Chart and figure data

──────────

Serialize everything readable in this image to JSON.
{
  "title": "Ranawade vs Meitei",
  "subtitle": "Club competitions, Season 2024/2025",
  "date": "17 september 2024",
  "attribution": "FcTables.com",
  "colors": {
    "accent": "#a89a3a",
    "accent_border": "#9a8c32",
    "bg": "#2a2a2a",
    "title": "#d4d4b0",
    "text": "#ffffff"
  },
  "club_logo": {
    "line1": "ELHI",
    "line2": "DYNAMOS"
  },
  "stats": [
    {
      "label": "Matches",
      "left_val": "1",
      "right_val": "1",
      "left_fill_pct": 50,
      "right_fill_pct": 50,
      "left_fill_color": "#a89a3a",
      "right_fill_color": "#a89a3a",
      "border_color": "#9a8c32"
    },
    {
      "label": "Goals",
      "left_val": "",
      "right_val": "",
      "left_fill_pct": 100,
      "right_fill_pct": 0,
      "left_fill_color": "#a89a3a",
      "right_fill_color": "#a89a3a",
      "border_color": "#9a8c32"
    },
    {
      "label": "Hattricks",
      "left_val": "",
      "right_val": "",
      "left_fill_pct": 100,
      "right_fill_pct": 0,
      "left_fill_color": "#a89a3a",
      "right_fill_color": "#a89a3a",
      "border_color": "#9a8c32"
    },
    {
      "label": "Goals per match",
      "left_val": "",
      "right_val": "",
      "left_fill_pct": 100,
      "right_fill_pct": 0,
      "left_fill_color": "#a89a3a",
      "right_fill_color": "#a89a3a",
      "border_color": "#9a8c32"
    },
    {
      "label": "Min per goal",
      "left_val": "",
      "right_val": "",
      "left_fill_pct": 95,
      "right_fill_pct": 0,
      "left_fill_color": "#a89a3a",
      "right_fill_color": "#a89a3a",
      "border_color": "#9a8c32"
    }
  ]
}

──────────

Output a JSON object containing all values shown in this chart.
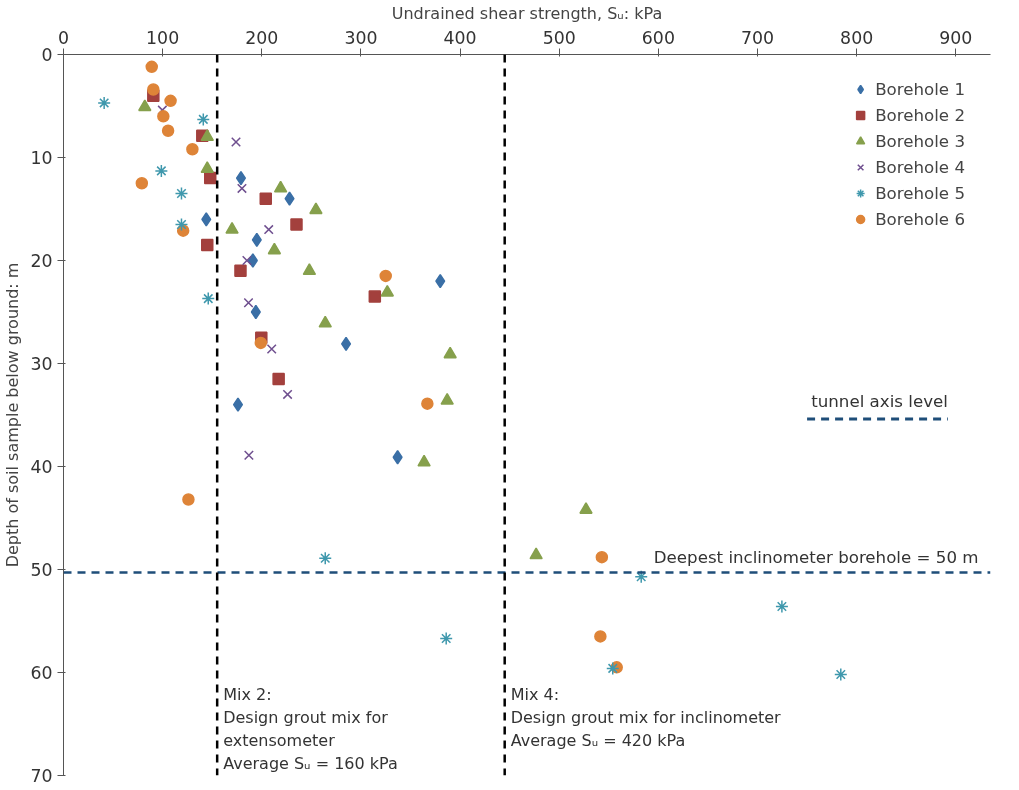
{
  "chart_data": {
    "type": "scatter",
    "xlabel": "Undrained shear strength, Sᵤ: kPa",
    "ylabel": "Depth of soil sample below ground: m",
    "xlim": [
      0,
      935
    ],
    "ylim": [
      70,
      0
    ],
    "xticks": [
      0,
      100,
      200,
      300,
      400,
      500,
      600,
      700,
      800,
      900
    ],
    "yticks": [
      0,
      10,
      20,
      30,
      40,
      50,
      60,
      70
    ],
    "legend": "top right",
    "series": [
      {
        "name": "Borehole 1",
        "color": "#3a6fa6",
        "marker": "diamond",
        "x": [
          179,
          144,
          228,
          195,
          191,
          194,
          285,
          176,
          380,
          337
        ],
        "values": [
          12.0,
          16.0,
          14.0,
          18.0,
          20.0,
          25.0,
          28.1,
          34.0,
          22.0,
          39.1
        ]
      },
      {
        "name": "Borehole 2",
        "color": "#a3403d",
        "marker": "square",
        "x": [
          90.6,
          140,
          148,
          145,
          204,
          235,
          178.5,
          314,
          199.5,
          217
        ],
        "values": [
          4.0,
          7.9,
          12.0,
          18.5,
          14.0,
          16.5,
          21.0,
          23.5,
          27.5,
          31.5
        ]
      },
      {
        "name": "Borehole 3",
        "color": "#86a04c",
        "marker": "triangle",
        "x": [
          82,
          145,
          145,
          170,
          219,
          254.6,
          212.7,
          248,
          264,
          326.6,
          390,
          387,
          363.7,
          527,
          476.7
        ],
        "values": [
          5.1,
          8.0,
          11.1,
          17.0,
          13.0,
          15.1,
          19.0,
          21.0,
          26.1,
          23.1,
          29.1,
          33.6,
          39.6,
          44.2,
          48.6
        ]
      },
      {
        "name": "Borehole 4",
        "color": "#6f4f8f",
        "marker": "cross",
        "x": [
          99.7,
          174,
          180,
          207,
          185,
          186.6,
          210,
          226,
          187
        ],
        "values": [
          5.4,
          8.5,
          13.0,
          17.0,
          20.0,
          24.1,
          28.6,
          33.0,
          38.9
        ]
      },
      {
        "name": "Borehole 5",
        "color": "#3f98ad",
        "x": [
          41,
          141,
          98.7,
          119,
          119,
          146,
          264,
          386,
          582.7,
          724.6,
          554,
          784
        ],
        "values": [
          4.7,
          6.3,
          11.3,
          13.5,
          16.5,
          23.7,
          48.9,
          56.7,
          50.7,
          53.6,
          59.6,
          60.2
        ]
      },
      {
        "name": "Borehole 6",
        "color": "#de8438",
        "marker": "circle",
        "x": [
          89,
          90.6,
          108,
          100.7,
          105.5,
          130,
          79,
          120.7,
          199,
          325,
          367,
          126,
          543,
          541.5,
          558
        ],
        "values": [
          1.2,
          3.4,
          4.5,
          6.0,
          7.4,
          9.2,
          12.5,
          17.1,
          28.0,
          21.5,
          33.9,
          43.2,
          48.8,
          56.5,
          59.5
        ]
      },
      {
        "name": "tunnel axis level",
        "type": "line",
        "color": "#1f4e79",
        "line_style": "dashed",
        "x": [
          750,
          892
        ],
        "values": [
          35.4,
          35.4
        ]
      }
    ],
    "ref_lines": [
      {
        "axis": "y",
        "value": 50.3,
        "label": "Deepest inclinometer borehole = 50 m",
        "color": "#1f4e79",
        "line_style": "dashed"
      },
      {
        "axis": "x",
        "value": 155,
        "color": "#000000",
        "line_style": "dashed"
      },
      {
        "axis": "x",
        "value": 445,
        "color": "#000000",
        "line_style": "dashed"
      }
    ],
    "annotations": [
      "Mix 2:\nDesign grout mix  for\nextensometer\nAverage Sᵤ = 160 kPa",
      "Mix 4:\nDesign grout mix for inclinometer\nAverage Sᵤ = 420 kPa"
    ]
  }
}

──────────

WHAT TO WORK ON -
Extract from the material all lines containing the string "marker".

COMPLETE OUTPUT -
        "marker": "diamond",
        "marker": "square",
        "marker": "triangle",
        "marker": "cross",
        "marker": "circle",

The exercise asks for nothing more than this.